**WORK REQUIRED**.
Reproduce the listing below without changes, except that pictures are left out.

[EXTRACTED DATA start]

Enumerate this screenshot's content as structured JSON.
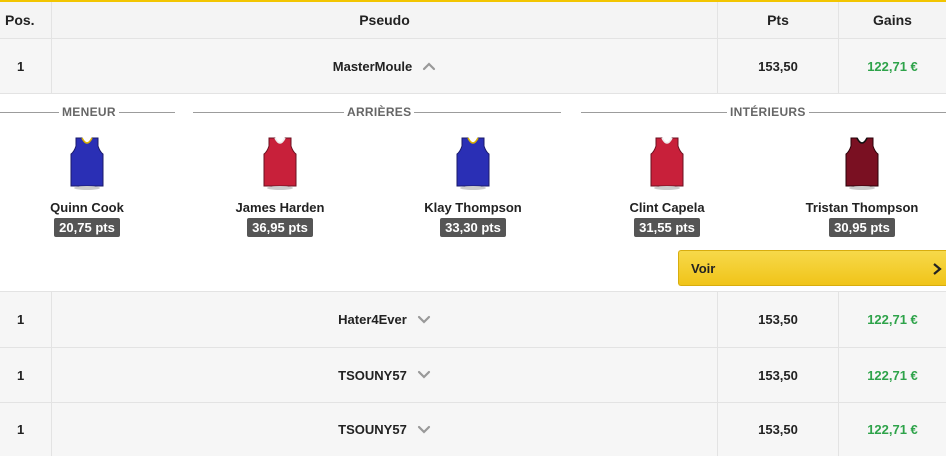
{
  "header": {
    "pos": "Pos.",
    "pseudo": "Pseudo",
    "pts": "Pts",
    "gains": "Gains"
  },
  "rows": [
    {
      "pos": "1",
      "pseudo": "MasterMoule",
      "pts": "153,50",
      "gains": "122,71 €",
      "expanded": true
    },
    {
      "pos": "1",
      "pseudo": "Hater4Ever",
      "pts": "153,50",
      "gains": "122,71 €",
      "expanded": false
    },
    {
      "pos": "1",
      "pseudo": "TSOUNY57",
      "pts": "153,50",
      "gains": "122,71 €",
      "expanded": false
    },
    {
      "pos": "1",
      "pseudo": "TSOUNY57",
      "pts": "153,50",
      "gains": "122,71 €",
      "expanded": false
    }
  ],
  "lineup": {
    "sections": [
      "MENEUR",
      "ARRIÈRES",
      "INTÉRIEURS"
    ],
    "players": [
      {
        "name": "Quinn Cook",
        "pts": "20,75 pts",
        "jersey_color": "#2a2fb5"
      },
      {
        "name": "James Harden",
        "pts": "36,95 pts",
        "jersey_color": "#c8203a"
      },
      {
        "name": "Klay Thompson",
        "pts": "33,30 pts",
        "jersey_color": "#2a2fb5"
      },
      {
        "name": "Clint Capela",
        "pts": "31,55 pts",
        "jersey_color": "#c8203a"
      },
      {
        "name": "Tristan Thompson",
        "pts": "30,95 pts",
        "jersey_color": "#7a1022"
      }
    ],
    "voir_label": "Voir"
  },
  "colors": {
    "accent": "#f2c500",
    "gain": "#2ea34a",
    "badge": "#555555"
  }
}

[EXTRACTED DATA end]

**FINISHED TASK**.
Enumerate this screenshot's content as structured JSON.
{
  "header": {
    "pos": "Pos.",
    "pseudo": "Pseudo",
    "pts": "Pts",
    "gains": "Gains"
  },
  "rows": [
    {
      "pos": "1",
      "pseudo": "MasterMoule",
      "pts": "153,50",
      "gains": "122,71 €",
      "expanded": true
    },
    {
      "pos": "1",
      "pseudo": "Hater4Ever",
      "pts": "153,50",
      "gains": "122,71 €",
      "expanded": false
    },
    {
      "pos": "1",
      "pseudo": "TSOUNY57",
      "pts": "153,50",
      "gains": "122,71 €",
      "expanded": false
    },
    {
      "pos": "1",
      "pseudo": "TSOUNY57",
      "pts": "153,50",
      "gains": "122,71 €",
      "expanded": false
    }
  ],
  "lineup": {
    "sections": [
      "MENEUR",
      "ARRIÈRES",
      "INTÉRIEURS"
    ],
    "players": [
      {
        "name": "Quinn Cook",
        "pts": "20,75 pts",
        "jersey_color": "#2a2fb5"
      },
      {
        "name": "James Harden",
        "pts": "36,95 pts",
        "jersey_color": "#c8203a"
      },
      {
        "name": "Klay Thompson",
        "pts": "33,30 pts",
        "jersey_color": "#2a2fb5"
      },
      {
        "name": "Clint Capela",
        "pts": "31,55 pts",
        "jersey_color": "#c8203a"
      },
      {
        "name": "Tristan Thompson",
        "pts": "30,95 pts",
        "jersey_color": "#7a1022"
      }
    ],
    "voir_label": "Voir"
  },
  "colors": {
    "accent": "#f2c500",
    "gain": "#2ea34a",
    "badge": "#555555"
  }
}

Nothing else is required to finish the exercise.